» **Problem statement**
Write the records out again exactly, leaving no images in.

Chart and figure data:
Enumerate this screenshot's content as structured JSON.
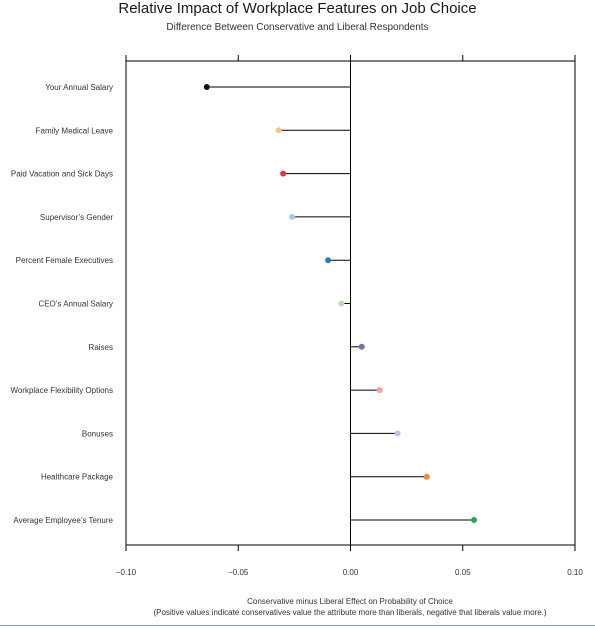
{
  "chart_data": {
    "type": "dot",
    "title": "Relative Impact of Workplace Features on Job Choice",
    "subtitle": "Difference Between Conservative and Liberal Respondents",
    "xlabel": "Conservative minus Liberal Effect on Probability of Choice",
    "xlabel_note": "(Positive values indicate conservatives value the attribute more than liberals, negative that liberals value more.)",
    "xlim": [
      -0.1,
      0.1
    ],
    "xticks": [
      -0.1,
      -0.05,
      0.0,
      0.05,
      0.1
    ],
    "xtick_labels": [
      "−0.10",
      "−0.05",
      "0.00",
      "0.05",
      "0.10"
    ],
    "grid": false,
    "points": [
      {
        "label": "Your Annual Salary",
        "value": -0.064,
        "color": "#111111"
      },
      {
        "label": "Family Medical Leave",
        "value": -0.032,
        "color": "#f9c48a"
      },
      {
        "label": "Paid Vacation and Sick Days",
        "value": -0.03,
        "color": "#d93a3a"
      },
      {
        "label": "Supervisor’s Gender",
        "value": -0.026,
        "color": "#9fcae6"
      },
      {
        "label": "Percent Female Executives",
        "value": -0.01,
        "color": "#2a7bc4"
      },
      {
        "label": "CEO’s Annual Salary",
        "value": -0.004,
        "color": "#b7dfab"
      },
      {
        "label": "Raises",
        "value": 0.005,
        "color": "#7a6aae"
      },
      {
        "label": "Workplace Flexibility Options",
        "value": 0.013,
        "color": "#f4a3a0"
      },
      {
        "label": "Bonuses",
        "value": 0.021,
        "color": "#c2c2e0"
      },
      {
        "label": "Healthcare Package",
        "value": 0.034,
        "color": "#f58a2a"
      },
      {
        "label": "Average Employee’s Tenure",
        "value": 0.055,
        "color": "#2aa84a"
      }
    ]
  }
}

» **Complete response**
Enumerate this screenshot's content as structured JSON.
{
  "chart_data": {
    "type": "dot",
    "title": "Relative Impact of Workplace Features on Job Choice",
    "subtitle": "Difference Between Conservative and Liberal Respondents",
    "xlabel": "Conservative minus Liberal Effect on Probability of Choice",
    "xlabel_note": "(Positive values indicate conservatives value the attribute more than liberals, negative that liberals value more.)",
    "xlim": [
      -0.1,
      0.1
    ],
    "xticks": [
      -0.1,
      -0.05,
      0.0,
      0.05,
      0.1
    ],
    "xtick_labels": [
      "−0.10",
      "−0.05",
      "0.00",
      "0.05",
      "0.10"
    ],
    "grid": false,
    "points": [
      {
        "label": "Your Annual Salary",
        "value": -0.064,
        "color": "#111111"
      },
      {
        "label": "Family Medical Leave",
        "value": -0.032,
        "color": "#f9c48a"
      },
      {
        "label": "Paid Vacation and Sick Days",
        "value": -0.03,
        "color": "#d93a3a"
      },
      {
        "label": "Supervisor’s Gender",
        "value": -0.026,
        "color": "#9fcae6"
      },
      {
        "label": "Percent Female Executives",
        "value": -0.01,
        "color": "#2a7bc4"
      },
      {
        "label": "CEO’s Annual Salary",
        "value": -0.004,
        "color": "#b7dfab"
      },
      {
        "label": "Raises",
        "value": 0.005,
        "color": "#7a6aae"
      },
      {
        "label": "Workplace Flexibility Options",
        "value": 0.013,
        "color": "#f4a3a0"
      },
      {
        "label": "Bonuses",
        "value": 0.021,
        "color": "#c2c2e0"
      },
      {
        "label": "Healthcare Package",
        "value": 0.034,
        "color": "#f58a2a"
      },
      {
        "label": "Average Employee’s Tenure",
        "value": 0.055,
        "color": "#2aa84a"
      }
    ]
  }
}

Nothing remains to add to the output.